Entries with figure data
# # # #

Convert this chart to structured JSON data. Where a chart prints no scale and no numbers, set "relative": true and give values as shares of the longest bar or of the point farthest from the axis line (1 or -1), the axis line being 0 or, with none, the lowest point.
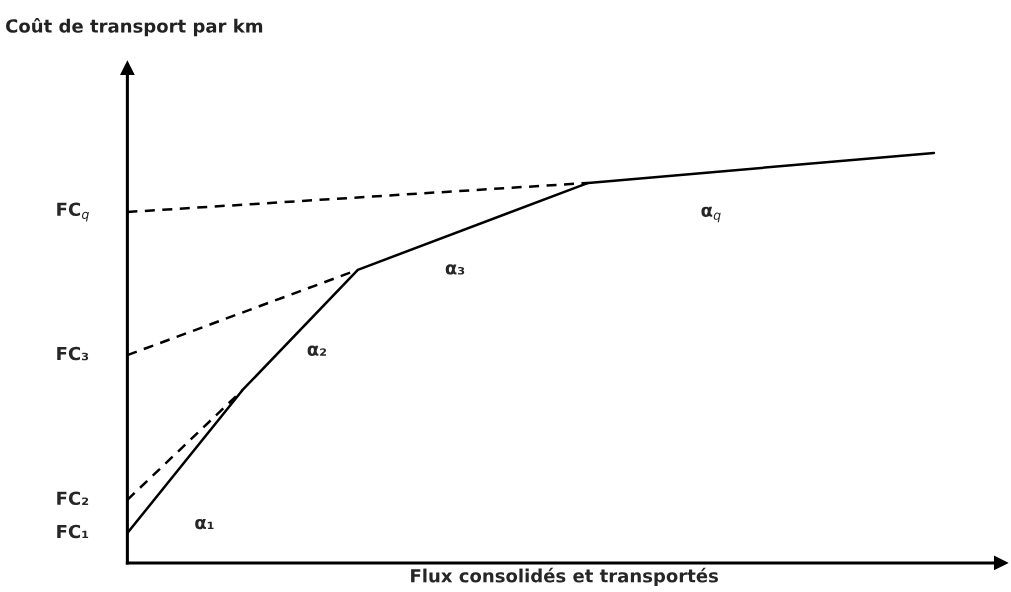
{
  "chart_data": {
    "type": "line",
    "title": "Coût de transport par km",
    "xlabel": "Flux consolidés et transportés",
    "categories": [
      null,
      null,
      null,
      null,
      null,
      null,
      null,
      null
    ],
    "series": [
      {
        "color": "#000000",
        "line_style": "solid",
        "values": [
          0.073,
          0.422,
          0.715,
          null,
          0.927,
          null,
          null,
          1
        ]
      },
      {
        "color": "#000000",
        "line_style": "dashed",
        "values": [
          0.154,
          0.422,
          null,
          null,
          null,
          null,
          null,
          null
        ]
      },
      {
        "color": "#000000",
        "line_style": "dashed",
        "values": [
          0.507,
          null,
          0.715,
          null,
          null,
          null,
          null,
          null
        ]
      },
      {
        "color": "#000000",
        "line_style": "dashed",
        "values": [
          0.856,
          null,
          null,
          null,
          0.927,
          null,
          null,
          null
        ]
      }
    ],
    "relative": true,
    "annotations": [
      "α₁",
      "α₂",
      "α₃",
      "α$_{q}$",
      "FC₁",
      "FC₂",
      "FC₃",
      "FC$_{q}$"
    ],
    "grid": false,
    "marker": "none"
  }
}
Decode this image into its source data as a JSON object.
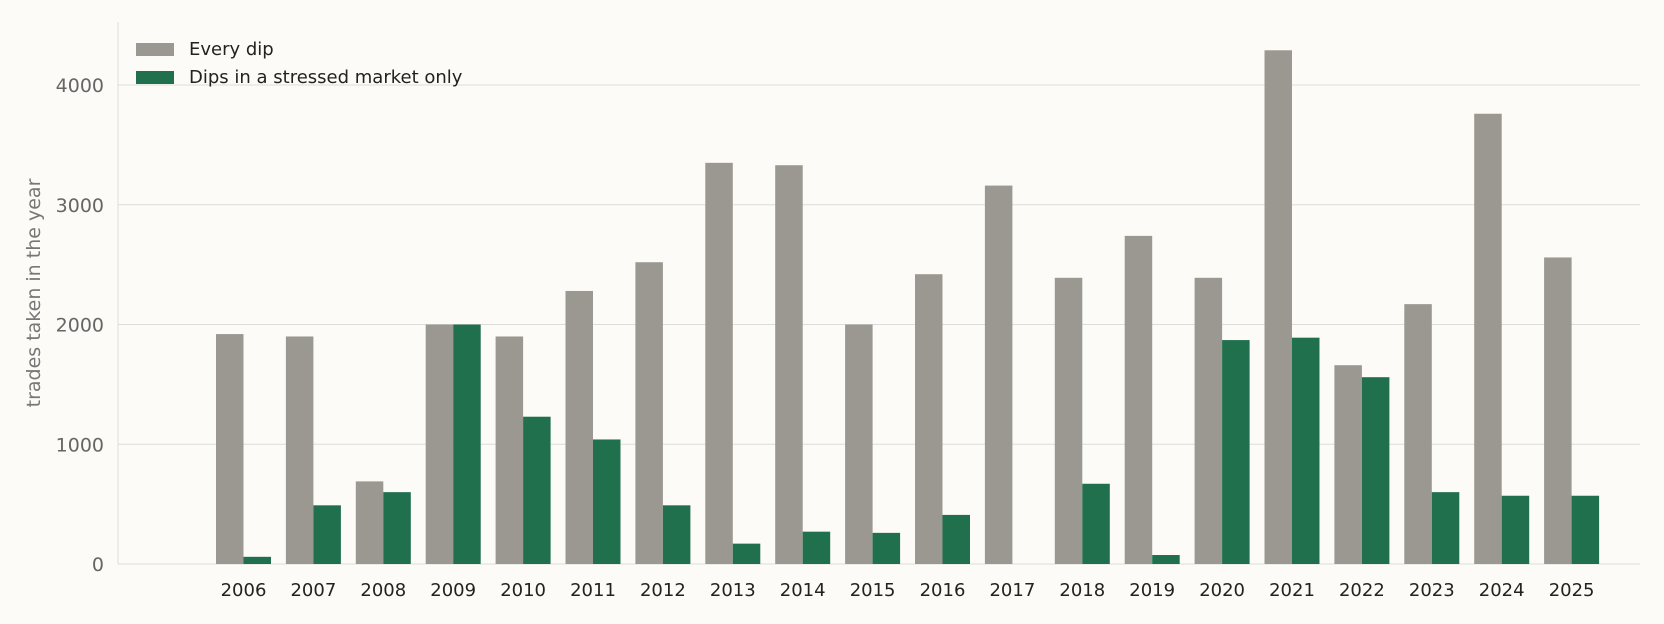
{
  "chart_data": {
    "type": "bar",
    "title": "",
    "xlabel": "",
    "ylabel": "trades taken in the year",
    "ylim": [
      0,
      4500
    ],
    "yticks": [
      0,
      1000,
      2000,
      3000,
      4000
    ],
    "grid": "horizontal",
    "legend_position": "top-left",
    "categories": [
      "2006",
      "2007",
      "2008",
      "2009",
      "2010",
      "2011",
      "2012",
      "2013",
      "2014",
      "2015",
      "2016",
      "2017",
      "2018",
      "2019",
      "2020",
      "2021",
      "2022",
      "2023",
      "2024",
      "2025"
    ],
    "series": [
      {
        "name": "Every dip",
        "color": "#9a9890",
        "values": [
          1920,
          1900,
          690,
          2000,
          1900,
          2280,
          2520,
          3350,
          3330,
          2000,
          2420,
          3160,
          2390,
          2740,
          2390,
          4290,
          1660,
          2170,
          3760,
          2560
        ]
      },
      {
        "name": "Dips in a stressed market only",
        "color": "#20704e",
        "values": [
          60,
          490,
          600,
          2000,
          1230,
          1040,
          490,
          170,
          270,
          260,
          410,
          0,
          670,
          75,
          1870,
          1890,
          1560,
          600,
          570,
          570
        ]
      }
    ]
  }
}
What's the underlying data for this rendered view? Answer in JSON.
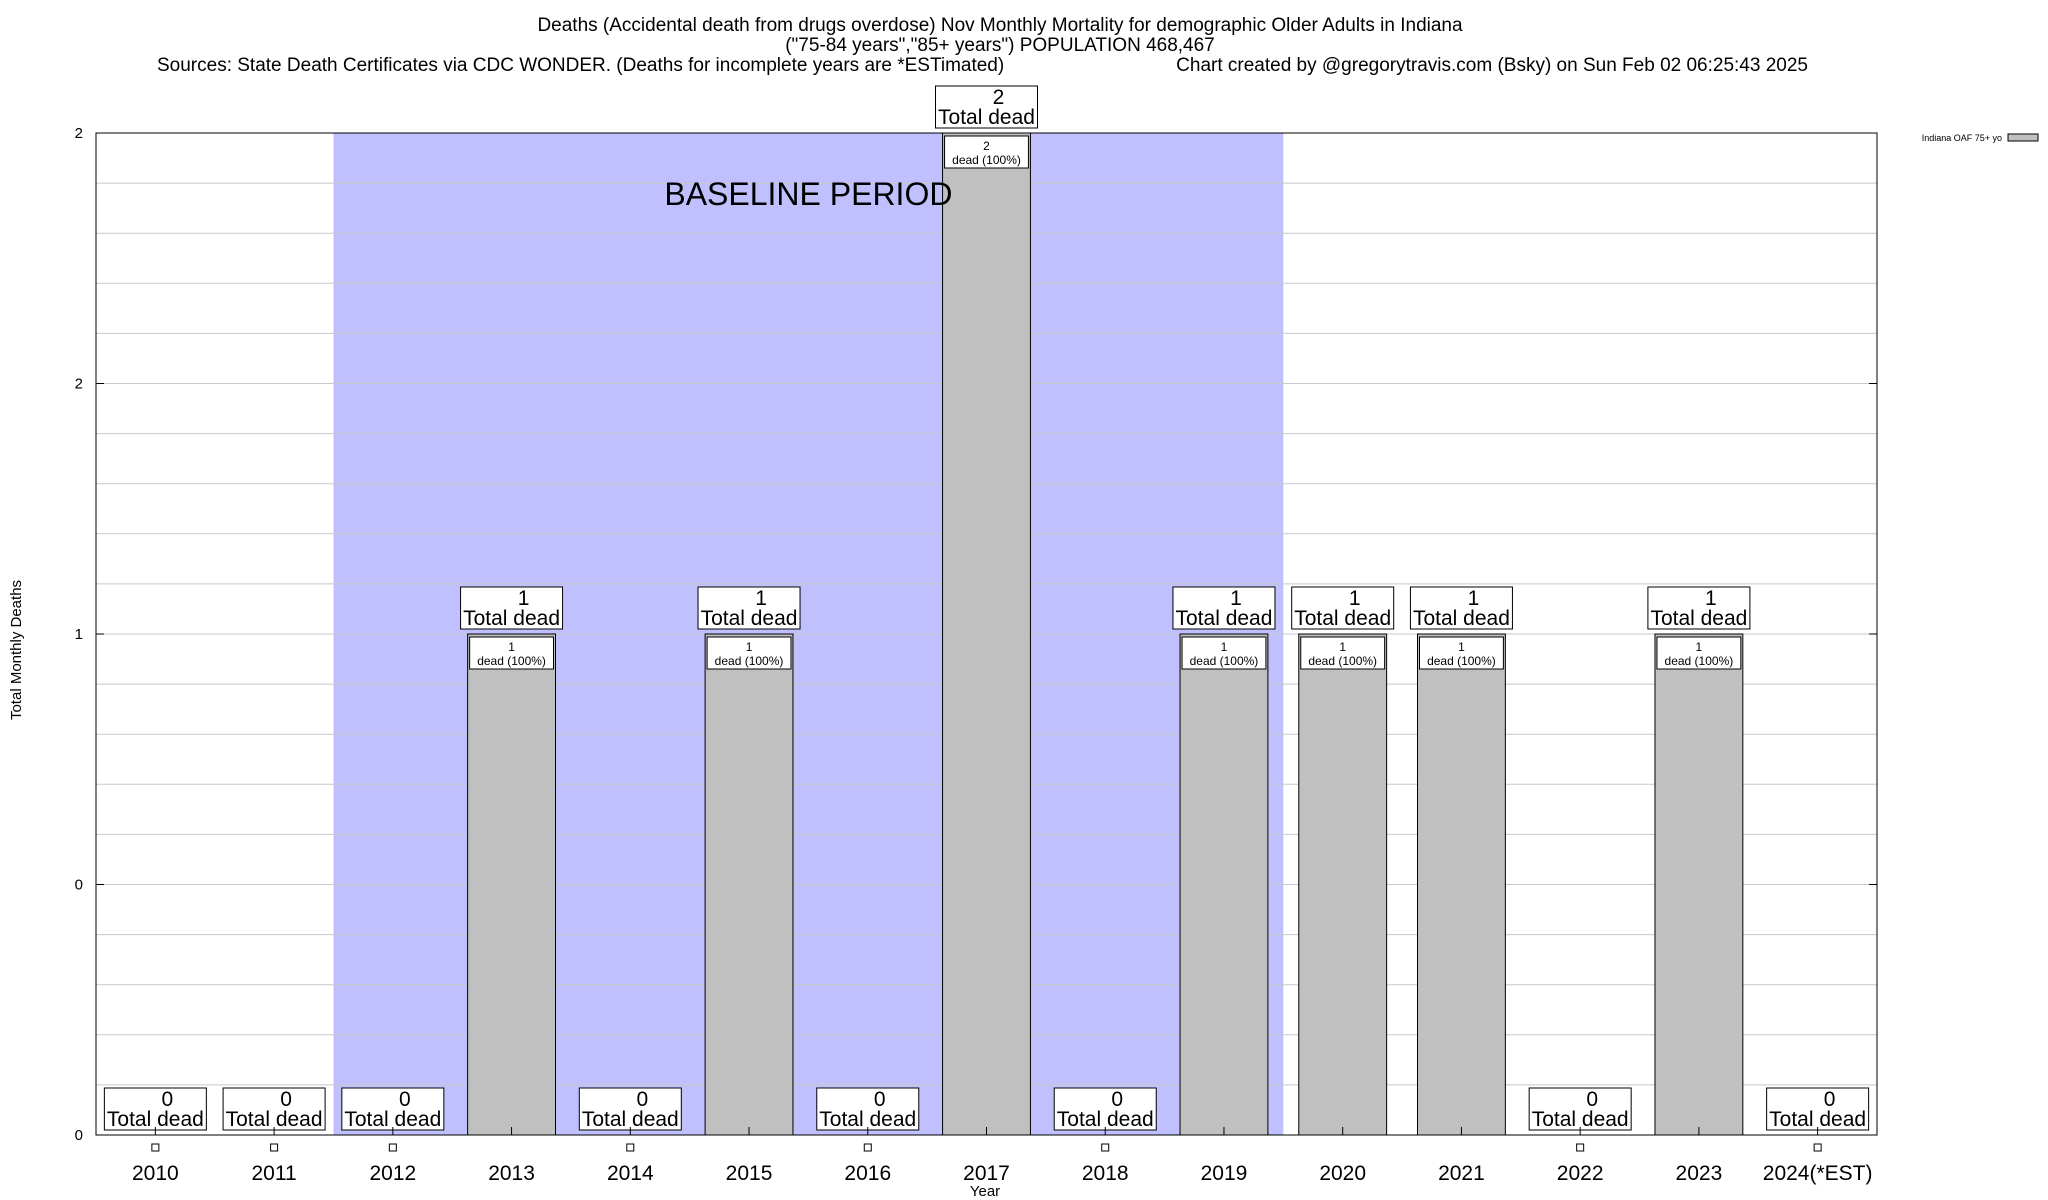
{
  "chart_data": {
    "type": "bar",
    "title_lines": [
      "Deaths (Accidental death from drugs overdose) Nov Monthly Mortality for demographic Older Adults in Indiana",
      "(\"75-84 years\",\"85+ years\") POPULATION 468,467"
    ],
    "sources": "Sources: State Death Certificates via CDC WONDER. (Deaths for incomplete years are *ESTimated)",
    "credit": "Chart created by @gregorytravis.com (Bsky) on Sun Feb 02 06:25:43 2025",
    "xlabel": "Year",
    "ylabel": "Total Monthly Deaths",
    "y_tick_labels": [
      "0",
      "0",
      "1",
      "2",
      "2"
    ],
    "ylim": [
      0,
      2
    ],
    "grid": true,
    "categories": [
      "2010",
      "2011",
      "2012",
      "2013",
      "2014",
      "2015",
      "2016",
      "2017",
      "2018",
      "2019",
      "2020",
      "2021",
      "2022",
      "2023",
      "2024(*EST)"
    ],
    "series": [
      {
        "name": "Indiana OAF 75+ yo",
        "values": [
          0,
          0,
          0,
          1,
          0,
          1,
          0,
          2,
          0,
          1,
          1,
          1,
          0,
          1,
          0
        ]
      }
    ],
    "total_label_suffix": "Total dead",
    "bar_label_suffix": "dead (100%)",
    "baseline_period": {
      "label": "BASELINE PERIOD",
      "start": "2012",
      "end": "2019"
    },
    "legend_position": "top-right",
    "colors": {
      "bar": "#c0c0c0",
      "baseline": "#c0c0ff",
      "grid": "#c8c8c8",
      "frame": "#000000"
    }
  }
}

# # # #

Return all of the data exactly as written, and drop the pictures.

Convert this chart to structured JSON data. Where a chart prints no scale and no numbers, set "relative": true and give values as shares of the longest bar or of the point farthest from the axis line (1 or -1), the axis line being 0 or, with none, the lowest point.
{
  "chart_data": {
    "type": "line",
    "title": "Coût de transport par km",
    "xlabel": "Flux consolidés et transportés",
    "categories": [
      null,
      null,
      null,
      null,
      null,
      null,
      null,
      null
    ],
    "series": [
      {
        "color": "#000000",
        "line_style": "solid",
        "values": [
          0.073,
          0.422,
          0.715,
          null,
          0.927,
          null,
          null,
          1
        ]
      },
      {
        "color": "#000000",
        "line_style": "dashed",
        "values": [
          0.154,
          0.422,
          null,
          null,
          null,
          null,
          null,
          null
        ]
      },
      {
        "color": "#000000",
        "line_style": "dashed",
        "values": [
          0.507,
          null,
          0.715,
          null,
          null,
          null,
          null,
          null
        ]
      },
      {
        "color": "#000000",
        "line_style": "dashed",
        "values": [
          0.856,
          null,
          null,
          null,
          0.927,
          null,
          null,
          null
        ]
      }
    ],
    "relative": true,
    "annotations": [
      "α₁",
      "α₂",
      "α₃",
      "α$_{q}$",
      "FC₁",
      "FC₂",
      "FC₃",
      "FC$_{q}$"
    ],
    "grid": false,
    "marker": "none"
  }
}
Decode this image into its source data as a JSON object.
{
  "chart_data": {
    "type": "bar",
    "title": "",
    "xlabel": "",
    "ylabel": "trades taken in the year",
    "ylim": [
      0,
      4500
    ],
    "yticks": [
      0,
      1000,
      2000,
      3000,
      4000
    ],
    "grid": "horizontal",
    "legend_position": "top-left",
    "categories": [
      "2006",
      "2007",
      "2008",
      "2009",
      "2010",
      "2011",
      "2012",
      "2013",
      "2014",
      "2015",
      "2016",
      "2017",
      "2018",
      "2019",
      "2020",
      "2021",
      "2022",
      "2023",
      "2024",
      "2025"
    ],
    "series": [
      {
        "name": "Every dip",
        "color": "#9a9890",
        "values": [
          1920,
          1900,
          690,
          2000,
          1900,
          2280,
          2520,
          3350,
          3330,
          2000,
          2420,
          3160,
          2390,
          2740,
          2390,
          4290,
          1660,
          2170,
          3760,
          2560
        ]
      },
      {
        "name": "Dips in a stressed market only",
        "color": "#20704e",
        "values": [
          60,
          490,
          600,
          2000,
          1230,
          1040,
          490,
          170,
          270,
          260,
          410,
          0,
          670,
          75,
          1870,
          1890,
          1560,
          600,
          570,
          570
        ]
      }
    ]
  }
}
What's the underlying data for this rendered view? Answer in JSON.
{
  "chart_data": {
    "type": "bar",
    "title_lines": [
      "Deaths (Accidental death from drugs overdose) Nov Monthly Mortality for demographic Older Adults in Indiana",
      "(\"75-84 years\",\"85+ years\") POPULATION 468,467"
    ],
    "sources": "Sources: State Death Certificates via CDC WONDER. (Deaths for incomplete years are *ESTimated)",
    "credit": "Chart created by @gregorytravis.com (Bsky) on Sun Feb 02 06:25:43 2025",
    "xlabel": "Year",
    "ylabel": "Total Monthly Deaths",
    "y_tick_labels": [
      "0",
      "0",
      "1",
      "2",
      "2"
    ],
    "ylim": [
      0,
      2
    ],
    "grid": true,
    "categories": [
      "2010",
      "2011",
      "2012",
      "2013",
      "2014",
      "2015",
      "2016",
      "2017",
      "2018",
      "2019",
      "2020",
      "2021",
      "2022",
      "2023",
      "2024(*EST)"
    ],
    "series": [
      {
        "name": "Indiana OAF 75+ yo",
        "values": [
          0,
          0,
          0,
          1,
          0,
          1,
          0,
          2,
          0,
          1,
          1,
          1,
          0,
          1,
          0
        ]
      }
    ],
    "total_label_suffix": "Total dead",
    "bar_label_suffix": "dead (100%)",
    "baseline_period": {
      "label": "BASELINE PERIOD",
      "start": "2012",
      "end": "2019"
    },
    "legend_position": "top-right",
    "colors": {
      "bar": "#c0c0c0",
      "baseline": "#c0c0ff",
      "grid": "#c8c8c8",
      "frame": "#000000"
    }
  }
}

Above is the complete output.